TASK GOAL
List each line of the data that holds the string "Documents", please.

RECORDS SUPPLIED
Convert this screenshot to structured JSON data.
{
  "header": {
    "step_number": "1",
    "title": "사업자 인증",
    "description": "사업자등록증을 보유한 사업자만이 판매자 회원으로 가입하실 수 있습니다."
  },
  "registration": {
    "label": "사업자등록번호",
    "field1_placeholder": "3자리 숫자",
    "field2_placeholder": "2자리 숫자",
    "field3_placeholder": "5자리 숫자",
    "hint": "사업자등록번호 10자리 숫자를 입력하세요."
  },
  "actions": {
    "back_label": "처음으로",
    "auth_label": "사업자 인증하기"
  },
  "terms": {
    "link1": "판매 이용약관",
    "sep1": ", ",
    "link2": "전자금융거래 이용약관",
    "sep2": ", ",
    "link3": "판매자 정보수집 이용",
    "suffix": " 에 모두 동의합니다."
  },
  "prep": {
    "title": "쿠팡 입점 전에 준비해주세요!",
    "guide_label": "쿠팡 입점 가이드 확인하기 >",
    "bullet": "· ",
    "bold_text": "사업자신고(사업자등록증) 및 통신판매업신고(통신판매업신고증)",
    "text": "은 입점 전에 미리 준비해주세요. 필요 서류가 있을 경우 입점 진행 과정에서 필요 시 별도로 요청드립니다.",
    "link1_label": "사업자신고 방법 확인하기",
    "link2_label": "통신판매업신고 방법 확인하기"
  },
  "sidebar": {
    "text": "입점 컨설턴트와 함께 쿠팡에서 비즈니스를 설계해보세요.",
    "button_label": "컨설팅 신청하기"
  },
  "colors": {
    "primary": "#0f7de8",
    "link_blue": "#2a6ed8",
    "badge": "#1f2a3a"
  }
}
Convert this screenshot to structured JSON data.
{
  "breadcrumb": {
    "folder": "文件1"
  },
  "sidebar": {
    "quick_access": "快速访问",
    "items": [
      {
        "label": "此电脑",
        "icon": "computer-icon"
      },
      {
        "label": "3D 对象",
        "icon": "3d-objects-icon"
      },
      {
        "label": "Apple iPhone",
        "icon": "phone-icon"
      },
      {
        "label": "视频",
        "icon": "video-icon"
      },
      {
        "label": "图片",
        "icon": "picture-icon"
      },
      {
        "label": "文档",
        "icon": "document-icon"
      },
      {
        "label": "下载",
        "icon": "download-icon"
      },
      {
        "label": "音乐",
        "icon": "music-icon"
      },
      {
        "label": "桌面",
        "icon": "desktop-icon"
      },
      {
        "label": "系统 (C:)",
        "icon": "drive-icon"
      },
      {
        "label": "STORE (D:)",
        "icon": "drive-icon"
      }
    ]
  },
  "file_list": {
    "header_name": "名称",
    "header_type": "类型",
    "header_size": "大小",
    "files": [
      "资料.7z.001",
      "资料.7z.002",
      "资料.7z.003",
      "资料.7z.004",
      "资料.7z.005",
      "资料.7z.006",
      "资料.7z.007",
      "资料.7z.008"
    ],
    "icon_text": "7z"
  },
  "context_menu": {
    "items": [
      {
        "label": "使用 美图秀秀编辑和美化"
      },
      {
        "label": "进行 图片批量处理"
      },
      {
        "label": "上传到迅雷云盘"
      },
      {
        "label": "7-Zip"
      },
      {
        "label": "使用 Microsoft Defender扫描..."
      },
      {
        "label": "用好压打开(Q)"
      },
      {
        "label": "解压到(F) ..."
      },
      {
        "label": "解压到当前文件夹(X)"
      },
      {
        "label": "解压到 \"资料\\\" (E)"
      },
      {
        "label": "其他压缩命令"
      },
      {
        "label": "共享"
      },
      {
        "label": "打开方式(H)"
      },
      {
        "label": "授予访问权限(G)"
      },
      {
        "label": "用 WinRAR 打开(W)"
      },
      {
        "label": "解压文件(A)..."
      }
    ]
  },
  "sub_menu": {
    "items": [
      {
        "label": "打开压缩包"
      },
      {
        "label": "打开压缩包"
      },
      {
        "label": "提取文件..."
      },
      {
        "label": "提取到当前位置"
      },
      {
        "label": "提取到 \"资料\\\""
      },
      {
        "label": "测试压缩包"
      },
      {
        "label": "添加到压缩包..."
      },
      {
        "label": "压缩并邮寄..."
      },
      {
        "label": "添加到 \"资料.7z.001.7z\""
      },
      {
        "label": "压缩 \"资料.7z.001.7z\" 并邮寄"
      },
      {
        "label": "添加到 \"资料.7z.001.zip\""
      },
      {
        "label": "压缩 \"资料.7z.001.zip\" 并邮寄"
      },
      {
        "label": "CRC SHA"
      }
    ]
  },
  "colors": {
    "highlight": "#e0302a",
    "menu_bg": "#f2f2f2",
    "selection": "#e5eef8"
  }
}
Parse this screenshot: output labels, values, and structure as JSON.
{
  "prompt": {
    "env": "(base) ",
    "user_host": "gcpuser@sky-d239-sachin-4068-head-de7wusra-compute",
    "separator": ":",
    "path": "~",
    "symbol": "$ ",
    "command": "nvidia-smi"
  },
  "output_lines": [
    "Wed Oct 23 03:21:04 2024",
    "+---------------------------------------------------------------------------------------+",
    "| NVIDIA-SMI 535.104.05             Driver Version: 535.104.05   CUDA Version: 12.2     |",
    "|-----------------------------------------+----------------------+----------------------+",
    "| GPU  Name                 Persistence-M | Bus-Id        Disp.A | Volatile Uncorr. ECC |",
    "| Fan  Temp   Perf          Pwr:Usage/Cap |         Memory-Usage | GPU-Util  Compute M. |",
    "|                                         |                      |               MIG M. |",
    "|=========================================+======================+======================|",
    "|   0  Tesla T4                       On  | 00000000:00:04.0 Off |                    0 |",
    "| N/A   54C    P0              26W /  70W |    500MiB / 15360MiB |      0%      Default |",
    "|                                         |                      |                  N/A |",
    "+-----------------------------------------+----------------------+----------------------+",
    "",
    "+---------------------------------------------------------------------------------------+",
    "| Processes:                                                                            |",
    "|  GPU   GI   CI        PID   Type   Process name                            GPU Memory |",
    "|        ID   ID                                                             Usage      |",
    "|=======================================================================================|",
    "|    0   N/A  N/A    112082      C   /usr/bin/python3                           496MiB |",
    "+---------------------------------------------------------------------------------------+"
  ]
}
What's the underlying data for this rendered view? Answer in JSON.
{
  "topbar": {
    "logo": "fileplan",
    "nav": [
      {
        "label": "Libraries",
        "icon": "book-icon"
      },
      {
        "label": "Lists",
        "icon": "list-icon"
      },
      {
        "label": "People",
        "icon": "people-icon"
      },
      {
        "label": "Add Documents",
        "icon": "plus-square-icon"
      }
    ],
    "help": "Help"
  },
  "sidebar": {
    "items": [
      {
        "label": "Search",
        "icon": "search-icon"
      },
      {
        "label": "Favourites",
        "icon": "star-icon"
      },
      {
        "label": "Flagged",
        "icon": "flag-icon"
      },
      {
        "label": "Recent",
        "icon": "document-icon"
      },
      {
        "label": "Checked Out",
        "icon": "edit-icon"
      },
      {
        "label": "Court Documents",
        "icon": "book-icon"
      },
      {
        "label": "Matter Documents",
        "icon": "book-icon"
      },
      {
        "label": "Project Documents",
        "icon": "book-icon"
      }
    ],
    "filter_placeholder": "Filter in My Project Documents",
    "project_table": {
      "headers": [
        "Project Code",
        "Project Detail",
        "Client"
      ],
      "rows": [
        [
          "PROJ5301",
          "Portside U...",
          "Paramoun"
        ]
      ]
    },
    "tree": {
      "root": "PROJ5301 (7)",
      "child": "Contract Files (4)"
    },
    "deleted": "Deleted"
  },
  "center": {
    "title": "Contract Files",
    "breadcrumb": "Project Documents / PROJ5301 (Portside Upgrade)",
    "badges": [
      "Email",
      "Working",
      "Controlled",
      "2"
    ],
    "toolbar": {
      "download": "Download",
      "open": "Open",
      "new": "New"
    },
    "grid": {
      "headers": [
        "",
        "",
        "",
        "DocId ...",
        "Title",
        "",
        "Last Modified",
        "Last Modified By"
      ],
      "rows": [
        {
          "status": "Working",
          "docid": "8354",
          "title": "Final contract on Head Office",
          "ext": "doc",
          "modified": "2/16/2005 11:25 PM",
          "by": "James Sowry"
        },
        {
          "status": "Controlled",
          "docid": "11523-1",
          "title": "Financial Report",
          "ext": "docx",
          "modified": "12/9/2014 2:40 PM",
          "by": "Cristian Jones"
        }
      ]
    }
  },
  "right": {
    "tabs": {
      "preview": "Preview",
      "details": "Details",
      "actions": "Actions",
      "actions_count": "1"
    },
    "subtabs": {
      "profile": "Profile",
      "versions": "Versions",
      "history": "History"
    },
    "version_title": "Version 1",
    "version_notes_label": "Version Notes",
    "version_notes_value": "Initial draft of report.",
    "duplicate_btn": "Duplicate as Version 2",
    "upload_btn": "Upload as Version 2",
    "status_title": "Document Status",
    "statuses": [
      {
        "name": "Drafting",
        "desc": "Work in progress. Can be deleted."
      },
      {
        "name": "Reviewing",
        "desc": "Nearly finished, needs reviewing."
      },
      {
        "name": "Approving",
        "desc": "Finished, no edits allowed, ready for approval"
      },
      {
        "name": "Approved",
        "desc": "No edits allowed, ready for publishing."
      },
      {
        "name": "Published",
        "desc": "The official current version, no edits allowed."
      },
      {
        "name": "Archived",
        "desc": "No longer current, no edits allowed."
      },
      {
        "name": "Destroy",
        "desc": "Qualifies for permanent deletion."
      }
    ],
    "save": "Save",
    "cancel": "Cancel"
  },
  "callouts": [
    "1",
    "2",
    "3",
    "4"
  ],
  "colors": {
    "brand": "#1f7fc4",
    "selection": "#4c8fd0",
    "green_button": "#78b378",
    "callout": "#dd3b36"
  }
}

CORRECT RESPONSE
        "label": "Add Documents",
        "label": "Court Documents",
        "label": "Matter Documents",
        "label": "Project Documents",
    "filter_placeholder": "Filter in My Project Documents",
    "breadcrumb": "Project Documents / PROJ5301 (Portside Upgrade)",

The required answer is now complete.